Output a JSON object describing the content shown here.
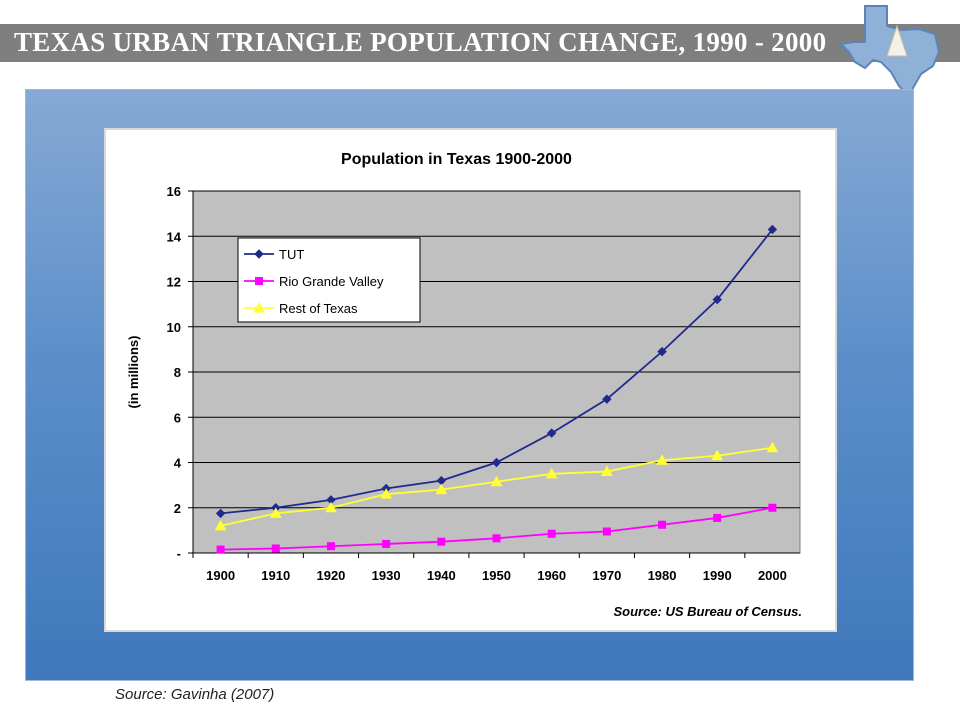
{
  "slide": {
    "title": "Texas Urban Triangle Population Change, 1990 - 2000",
    "source_note": "Source:  Gavinha (2007)"
  },
  "colors": {
    "title_bar": "#7f7f7f",
    "panel_top": "#86a9d4",
    "panel_bottom": "#3f78bb",
    "plot_area": "#c0c0c0",
    "tut": "#1f2a8c",
    "rio": "#ff00ff",
    "rest": "#ffff33"
  },
  "logo": {
    "icon": "texas-map-triangle-icon"
  },
  "chart_data": {
    "type": "line",
    "title": "Population in Texas 1900-2000",
    "xlabel": "",
    "ylabel": "(in millions)",
    "ylim": [
      0,
      16
    ],
    "yticks": [
      "-",
      "2",
      "4",
      "6",
      "8",
      "10",
      "12",
      "14",
      "16"
    ],
    "grid": true,
    "legend_position": "top-left",
    "categories": [
      "1900",
      "1910",
      "1920",
      "1930",
      "1940",
      "1950",
      "1960",
      "1970",
      "1980",
      "1990",
      "2000"
    ],
    "series": [
      {
        "name": "TUT",
        "marker": "diamond",
        "color": "#1f2a8c",
        "values": [
          1.75,
          2.0,
          2.35,
          2.85,
          3.2,
          4.0,
          5.3,
          6.8,
          8.9,
          11.2,
          14.3
        ]
      },
      {
        "name": "Rio Grande Valley",
        "marker": "square",
        "color": "#ff00ff",
        "values": [
          0.15,
          0.2,
          0.3,
          0.4,
          0.5,
          0.65,
          0.85,
          0.95,
          1.25,
          1.55,
          2.0
        ]
      },
      {
        "name": "Rest of Texas",
        "marker": "triangle",
        "color": "#ffff33",
        "values": [
          1.2,
          1.75,
          2.0,
          2.6,
          2.8,
          3.15,
          3.5,
          3.6,
          4.1,
          4.3,
          4.65
        ]
      }
    ],
    "annotation": "Source:  US Bureau of Census."
  }
}
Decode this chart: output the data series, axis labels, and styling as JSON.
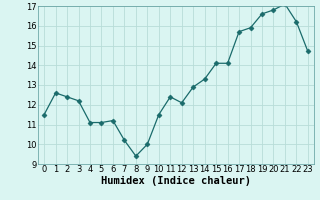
{
  "x": [
    0,
    1,
    2,
    3,
    4,
    5,
    6,
    7,
    8,
    9,
    10,
    11,
    12,
    13,
    14,
    15,
    16,
    17,
    18,
    19,
    20,
    21,
    22,
    23
  ],
  "y": [
    11.5,
    12.6,
    12.4,
    12.2,
    11.1,
    11.1,
    11.2,
    10.2,
    9.4,
    10.0,
    11.5,
    12.4,
    12.1,
    12.9,
    13.3,
    14.1,
    14.1,
    15.7,
    15.9,
    16.6,
    16.8,
    17.1,
    16.2,
    14.7
  ],
  "line_color": "#1a6b6b",
  "marker": "D",
  "marker_size": 2.5,
  "bg_color": "#daf5f2",
  "grid_color": "#b8ddd8",
  "xlabel": "Humidex (Indice chaleur)",
  "ylim": [
    9,
    17
  ],
  "xlim": [
    -0.5,
    23.5
  ],
  "yticks": [
    9,
    10,
    11,
    12,
    13,
    14,
    15,
    16,
    17
  ],
  "xticks": [
    0,
    1,
    2,
    3,
    4,
    5,
    6,
    7,
    8,
    9,
    10,
    11,
    12,
    13,
    14,
    15,
    16,
    17,
    18,
    19,
    20,
    21,
    22,
    23
  ],
  "tick_fontsize": 6,
  "xlabel_fontsize": 7.5
}
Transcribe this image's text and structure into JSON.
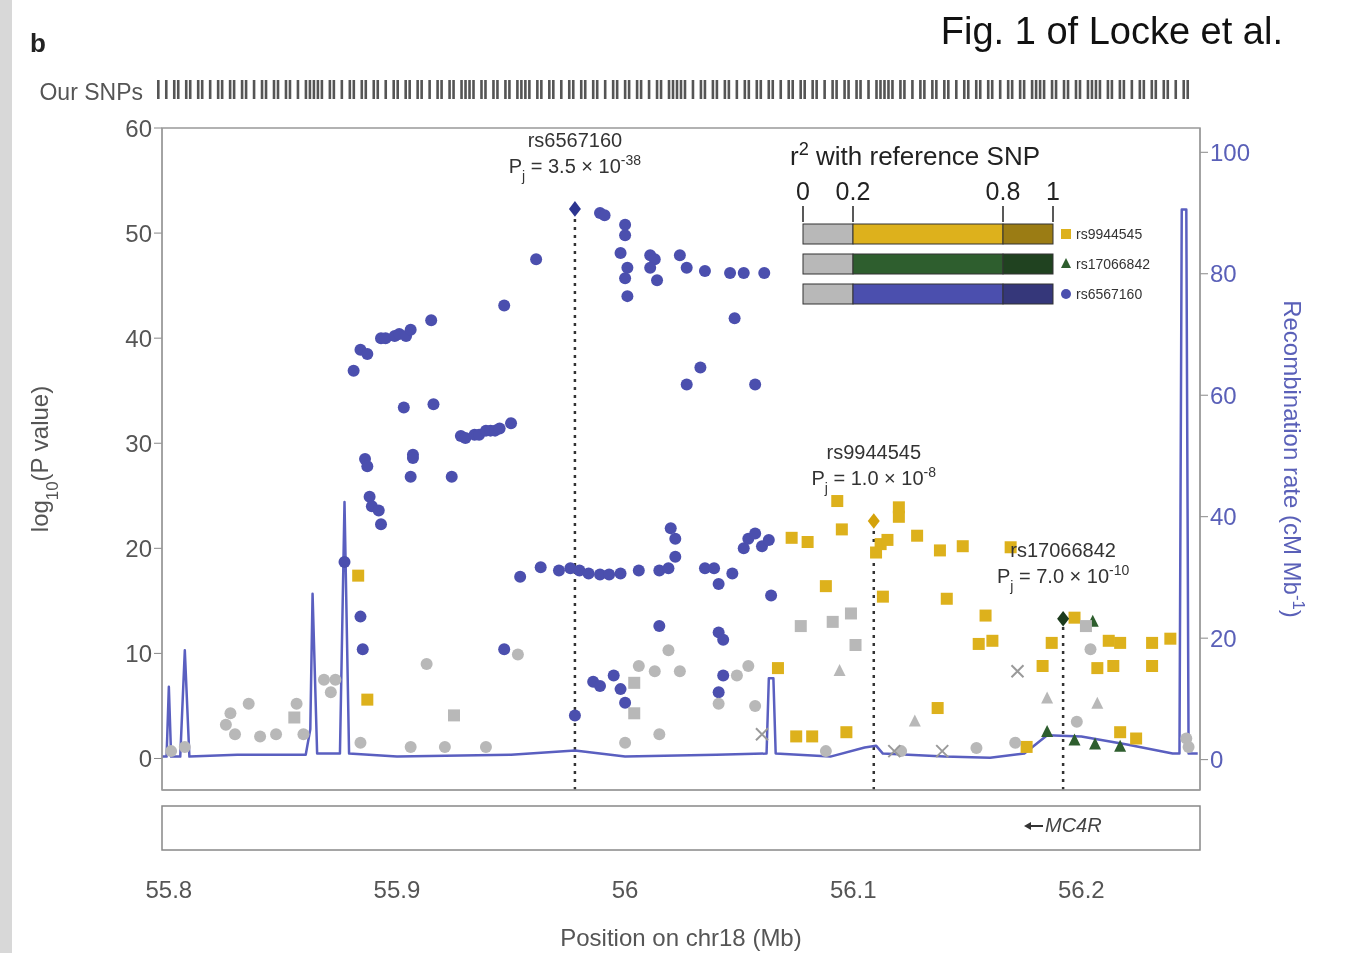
{
  "chart_data": {
    "type": "scatter",
    "xlabel": "Position on chr18 (Mb)",
    "ylabel": "log$_{10}$(P value)",
    "y2label": "Recombination rate (cM Mb$^{-1}$)",
    "legend_title": "r$^{2}$ with reference SNP",
    "legend": "top right",
    "xlim": [
      55.797,
      56.252
    ],
    "xticks": [
      55.8,
      55.9,
      56,
      56.1,
      56.2
    ],
    "ylim": [
      -3,
      60
    ],
    "yticks": [
      0,
      10,
      20,
      30,
      40,
      50,
      60
    ],
    "y2lim": [
      -5,
      104
    ],
    "y2ticks": [
      0,
      20,
      40,
      60,
      80,
      100
    ],
    "annotations": [
      "b",
      "Fig. 1 of Locke et al.",
      "Our SNPs",
      "MC4R",
      "0",
      "0.2",
      "0.8",
      "1",
      {
        "text": "rs6567160\nP$_{j}$ = 3.5 × 10$^{-38}$",
        "x": 55.978,
        "y": 52.3
      },
      {
        "text": "rs9944545\nP$_{j}$ = 1.0 × 10$^{-8}$",
        "x": 56.109,
        "y": 22.6
      },
      {
        "text": "rs17066842\nP$_{j}$ = 7.0 × 10$^{-10}$",
        "x": 56.192,
        "y": 13.3
      }
    ],
    "ref_lines": [
      {
        "axis": "x",
        "value": 55.978,
        "color": "#333333",
        "line_style": "dotted"
      },
      {
        "axis": "x",
        "value": 56.109,
        "color": "#333333",
        "line_style": "dotted"
      },
      {
        "axis": "x",
        "value": 56.192,
        "color": "#333333",
        "line_style": "dotted"
      }
    ],
    "series": [
      {
        "name": "rs9944545",
        "marker": "square",
        "color": "#ddb11c",
        "x": [
          55.883,
          55.887,
          56.073,
          56.08,
          56.093,
          56.095,
          56.088,
          56.112,
          56.11,
          56.115,
          56.12,
          56.12,
          56.128,
          56.138,
          56.148,
          56.169,
          56.113,
          56.141,
          56.158,
          56.155,
          56.161,
          56.187,
          56.183,
          56.197,
          56.212,
          56.217,
          56.207,
          56.214,
          56.231,
          56.239,
          56.231,
          56.067,
          56.137,
          56.075,
          56.082,
          56.097,
          56.176,
          56.217,
          56.224
        ],
        "values": [
          17.4,
          5.6,
          21.0,
          20.6,
          24.5,
          21.8,
          16.4,
          20.4,
          19.6,
          20.8,
          23.9,
          23.0,
          21.2,
          19.8,
          20.2,
          20.1,
          15.4,
          15.2,
          13.6,
          10.9,
          11.2,
          11.0,
          8.8,
          13.4,
          11.2,
          11.0,
          8.6,
          8.8,
          11.0,
          11.4,
          8.8,
          8.6,
          4.8,
          2.1,
          2.1,
          2.5,
          1.1,
          2.5,
          1.9
        ]
      },
      {
        "name": "rs17066842",
        "marker": "triangle",
        "color": "#2e5e2e",
        "x": [
          56.205,
          56.185,
          56.197,
          56.206,
          56.217
        ],
        "values": [
          13.0,
          2.5,
          1.7,
          1.3,
          1.1
        ]
      },
      {
        "name": "rs6567160",
        "marker": "circle",
        "color": "#4b4fae",
        "x": [
          55.881,
          55.884,
          55.887,
          55.893,
          55.895,
          55.899,
          55.901,
          55.904,
          55.906,
          55.915,
          55.947,
          55.961,
          55.989,
          55.991,
          56.0,
          56.0,
          55.998,
          56.001,
          56.0,
          56.001,
          56.011,
          56.013,
          56.011,
          56.014,
          56.024,
          56.027,
          56.035,
          56.046,
          56.052,
          56.061,
          56.048,
          56.027,
          56.033,
          56.057,
          55.886,
          55.887,
          55.888,
          55.889,
          55.892,
          55.893,
          55.903,
          55.907,
          55.907,
          55.906,
          55.916,
          55.924,
          55.928,
          55.93,
          55.934,
          55.936,
          55.939,
          55.941,
          55.943,
          55.945,
          55.95,
          55.954,
          55.963,
          55.971,
          55.976,
          55.98,
          55.984,
          55.989,
          55.993,
          55.998,
          56.006,
          56.015,
          56.019,
          56.022,
          56.02,
          56.022,
          56.035,
          56.039,
          56.041,
          56.047,
          56.052,
          56.054,
          56.057,
          56.06,
          56.063,
          56.064,
          55.877,
          55.986,
          55.989,
          55.995,
          55.998,
          56.0,
          56.015,
          56.041,
          56.043,
          55.884,
          55.885,
          55.947,
          55.978,
          56.043,
          56.041
        ],
        "values": [
          36.9,
          38.9,
          38.5,
          40.0,
          40.0,
          40.2,
          40.4,
          40.2,
          40.8,
          41.7,
          43.1,
          47.5,
          51.9,
          51.7,
          50.8,
          49.8,
          48.1,
          46.7,
          45.7,
          44.0,
          47.9,
          47.5,
          46.7,
          45.5,
          47.9,
          46.7,
          46.4,
          46.2,
          46.2,
          46.2,
          41.9,
          35.6,
          37.2,
          35.6,
          28.5,
          27.8,
          24.9,
          24.0,
          23.6,
          22.3,
          33.4,
          28.9,
          28.6,
          26.8,
          33.7,
          26.8,
          30.7,
          30.5,
          30.8,
          30.8,
          31.2,
          31.2,
          31.2,
          31.4,
          31.9,
          17.3,
          18.2,
          17.9,
          18.1,
          17.9,
          17.6,
          17.5,
          17.5,
          17.6,
          17.9,
          17.9,
          18.1,
          20.9,
          21.9,
          19.2,
          18.1,
          18.1,
          16.6,
          17.6,
          20.0,
          20.9,
          21.4,
          20.2,
          20.8,
          15.5,
          18.7,
          7.3,
          6.9,
          7.9,
          6.6,
          5.3,
          12.6,
          12.0,
          11.3,
          13.5,
          10.4,
          10.4,
          4.1,
          7.9,
          6.3
        ]
      },
      {
        "marker": "circle",
        "color": "#b8b8b8",
        "x": [
          55.835,
          55.827,
          55.825,
          55.856,
          55.868,
          55.873,
          55.871,
          55.913,
          55.953,
          56.019,
          56.006,
          56.013,
          56.024,
          55.801,
          55.807,
          55.829,
          55.84,
          55.847,
          55.859,
          55.884,
          55.906,
          55.921,
          55.939,
          56.0,
          56.015,
          56.054,
          56.049,
          56.041,
          56.057,
          56.204,
          56.154,
          56.171,
          56.198,
          56.246,
          56.247,
          56.121,
          56.088
        ],
        "values": [
          5.2,
          4.3,
          3.2,
          5.2,
          7.5,
          7.5,
          6.3,
          9.0,
          9.9,
          10.3,
          8.8,
          8.3,
          8.3,
          0.7,
          1.1,
          2.3,
          2.1,
          2.3,
          2.3,
          1.5,
          1.1,
          1.1,
          1.1,
          1.5,
          2.3,
          8.8,
          7.9,
          5.2,
          5.0,
          10.4,
          1.0,
          1.5,
          3.5,
          1.9,
          1.1,
          0.7,
          0.7
        ]
      },
      {
        "marker": "square",
        "color": "#b8b8b8",
        "x": [
          55.855,
          55.925,
          56.004,
          56.004,
          56.077,
          56.091,
          56.099,
          56.101,
          56.202
        ],
        "values": [
          3.9,
          4.1,
          4.3,
          7.2,
          12.6,
          13.0,
          13.8,
          10.8,
          12.6
        ]
      },
      {
        "marker": "triangle",
        "color": "#b8b8b8",
        "x": [
          56.094,
          56.127,
          56.185,
          56.207
        ],
        "values": [
          8.3,
          3.5,
          5.7,
          5.2
        ]
      },
      {
        "marker": "cross",
        "color": "#9a9a9a",
        "x": [
          56.172,
          56.06,
          56.118,
          56.139
        ],
        "values": [
          8.3,
          2.3,
          0.7,
          0.7
        ]
      },
      {
        "marker": "diamond",
        "colors": [
          "#2c3590",
          "#d4a20a",
          "#1c3a1c"
        ],
        "color": "#333333",
        "x": [
          55.978,
          56.109,
          56.192
        ],
        "values": [
          52.3,
          22.6,
          13.3
        ]
      },
      {
        "type": "line",
        "axis": "y2",
        "marker": "none",
        "color": "#5a5fc0",
        "x": [
          55.797,
          55.799,
          55.8,
          55.801,
          55.805,
          55.807,
          55.809,
          55.83,
          55.86,
          55.862,
          55.863,
          55.865,
          55.875,
          55.877,
          55.879,
          55.9,
          55.95,
          55.978,
          56.0,
          56.04,
          56.062,
          56.063,
          56.065,
          56.066,
          56.09,
          56.105,
          56.11,
          56.113,
          56.14,
          56.16,
          56.175,
          56.185,
          56.2,
          56.22,
          56.24,
          56.243,
          56.244,
          56.246,
          56.247,
          56.251
        ],
        "values": [
          0.5,
          0.5,
          12,
          0.5,
          0.5,
          18,
          0.5,
          0.8,
          0.8,
          5,
          27.3,
          1,
          1,
          42.4,
          1,
          0.5,
          0.8,
          1.5,
          0.5,
          0.8,
          1,
          13.4,
          13.4,
          1,
          0.5,
          2.0,
          2.3,
          1,
          0.5,
          0.3,
          1,
          4,
          3.8,
          2.5,
          1.0,
          1,
          90.6,
          90.6,
          1,
          1
        ]
      }
    ]
  }
}
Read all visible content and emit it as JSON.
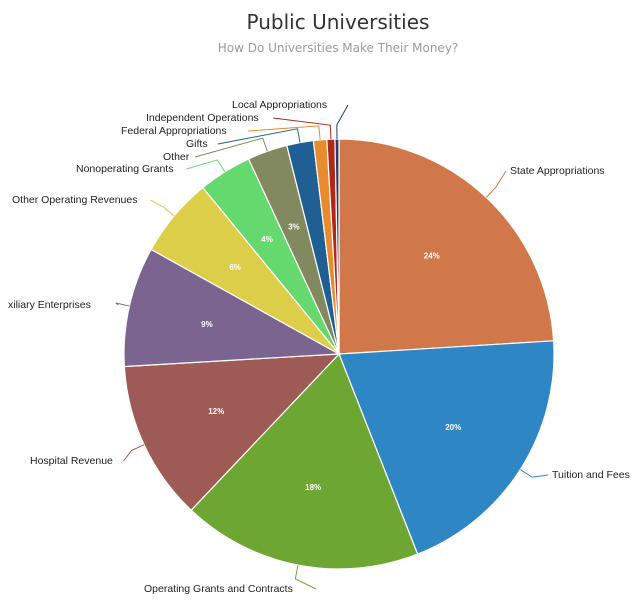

************

__EXERCISE__.
Check each line of the data above for the word "content" and say how many lines have it. Give the number alone.

__EXERCISE OUTPUT__.
2